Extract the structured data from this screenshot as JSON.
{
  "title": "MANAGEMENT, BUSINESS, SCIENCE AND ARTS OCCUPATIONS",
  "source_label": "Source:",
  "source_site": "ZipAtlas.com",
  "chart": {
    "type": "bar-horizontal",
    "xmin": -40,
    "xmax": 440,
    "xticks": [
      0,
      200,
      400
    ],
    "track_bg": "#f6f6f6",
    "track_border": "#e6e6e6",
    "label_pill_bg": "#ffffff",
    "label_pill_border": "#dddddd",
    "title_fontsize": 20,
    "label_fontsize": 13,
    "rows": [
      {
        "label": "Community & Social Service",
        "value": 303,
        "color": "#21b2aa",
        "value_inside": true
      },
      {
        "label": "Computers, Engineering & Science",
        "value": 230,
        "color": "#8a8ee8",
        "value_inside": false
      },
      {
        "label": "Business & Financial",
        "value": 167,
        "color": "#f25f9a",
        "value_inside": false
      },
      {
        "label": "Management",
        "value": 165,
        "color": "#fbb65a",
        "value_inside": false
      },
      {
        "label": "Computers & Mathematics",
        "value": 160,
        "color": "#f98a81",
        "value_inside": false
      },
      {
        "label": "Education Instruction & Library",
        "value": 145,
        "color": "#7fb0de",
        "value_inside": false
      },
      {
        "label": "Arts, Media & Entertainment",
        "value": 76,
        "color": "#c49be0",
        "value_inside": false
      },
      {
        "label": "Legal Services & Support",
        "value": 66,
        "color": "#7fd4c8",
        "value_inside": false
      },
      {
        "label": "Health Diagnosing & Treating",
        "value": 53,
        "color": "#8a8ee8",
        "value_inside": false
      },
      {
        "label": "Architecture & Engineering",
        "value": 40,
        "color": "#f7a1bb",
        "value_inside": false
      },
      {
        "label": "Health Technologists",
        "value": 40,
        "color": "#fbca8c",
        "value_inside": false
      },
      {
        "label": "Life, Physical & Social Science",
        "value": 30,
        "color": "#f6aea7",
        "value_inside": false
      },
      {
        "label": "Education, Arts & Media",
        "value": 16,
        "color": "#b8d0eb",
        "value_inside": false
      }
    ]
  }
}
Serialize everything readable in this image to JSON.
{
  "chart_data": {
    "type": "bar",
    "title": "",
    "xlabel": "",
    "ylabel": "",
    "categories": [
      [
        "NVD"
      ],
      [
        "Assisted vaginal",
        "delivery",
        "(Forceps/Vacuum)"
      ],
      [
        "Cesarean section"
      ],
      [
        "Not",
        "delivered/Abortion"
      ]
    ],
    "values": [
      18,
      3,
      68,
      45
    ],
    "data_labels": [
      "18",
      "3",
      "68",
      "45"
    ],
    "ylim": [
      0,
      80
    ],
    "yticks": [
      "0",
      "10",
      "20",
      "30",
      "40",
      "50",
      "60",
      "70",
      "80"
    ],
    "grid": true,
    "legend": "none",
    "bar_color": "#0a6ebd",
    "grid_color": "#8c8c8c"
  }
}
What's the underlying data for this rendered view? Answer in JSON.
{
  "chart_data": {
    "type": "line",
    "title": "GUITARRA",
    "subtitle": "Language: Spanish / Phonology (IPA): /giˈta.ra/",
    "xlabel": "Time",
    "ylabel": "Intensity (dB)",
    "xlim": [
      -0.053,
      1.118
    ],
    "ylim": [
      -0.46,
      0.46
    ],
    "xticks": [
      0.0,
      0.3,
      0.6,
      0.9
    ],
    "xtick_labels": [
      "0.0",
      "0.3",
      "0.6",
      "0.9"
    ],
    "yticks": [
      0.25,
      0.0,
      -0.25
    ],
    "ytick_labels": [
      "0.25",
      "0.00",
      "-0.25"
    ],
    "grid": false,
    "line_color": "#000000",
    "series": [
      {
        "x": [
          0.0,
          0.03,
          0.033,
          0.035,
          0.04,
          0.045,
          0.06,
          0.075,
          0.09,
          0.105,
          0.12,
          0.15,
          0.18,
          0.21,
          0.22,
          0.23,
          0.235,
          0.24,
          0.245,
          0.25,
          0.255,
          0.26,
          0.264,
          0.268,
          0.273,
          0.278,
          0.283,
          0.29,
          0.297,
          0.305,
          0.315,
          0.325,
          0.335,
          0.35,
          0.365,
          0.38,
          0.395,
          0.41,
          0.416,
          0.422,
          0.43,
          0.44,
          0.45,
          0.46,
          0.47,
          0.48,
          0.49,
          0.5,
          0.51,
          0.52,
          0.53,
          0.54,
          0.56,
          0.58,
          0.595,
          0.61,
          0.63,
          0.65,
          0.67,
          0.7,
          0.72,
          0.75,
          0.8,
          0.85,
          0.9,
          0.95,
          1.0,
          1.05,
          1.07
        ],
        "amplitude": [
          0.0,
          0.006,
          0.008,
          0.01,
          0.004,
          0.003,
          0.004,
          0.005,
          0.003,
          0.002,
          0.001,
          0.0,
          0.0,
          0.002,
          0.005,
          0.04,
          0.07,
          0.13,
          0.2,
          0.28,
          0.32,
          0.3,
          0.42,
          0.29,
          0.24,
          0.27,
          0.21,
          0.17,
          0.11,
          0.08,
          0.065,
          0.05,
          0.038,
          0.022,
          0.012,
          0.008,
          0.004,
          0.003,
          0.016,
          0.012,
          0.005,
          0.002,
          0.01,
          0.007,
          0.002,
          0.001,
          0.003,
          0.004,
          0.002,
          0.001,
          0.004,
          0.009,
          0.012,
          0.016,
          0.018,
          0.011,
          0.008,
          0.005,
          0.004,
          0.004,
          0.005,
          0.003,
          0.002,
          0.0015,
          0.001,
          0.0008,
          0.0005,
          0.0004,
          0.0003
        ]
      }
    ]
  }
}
◆ ◆ ◆ ◆ ◆ ◆ ◆
[PROBLEM DETAILS]: Count the lines that hold the string "Media", and reply with that number alone.

[SOLUTION TO THIS EXERCISE]: 2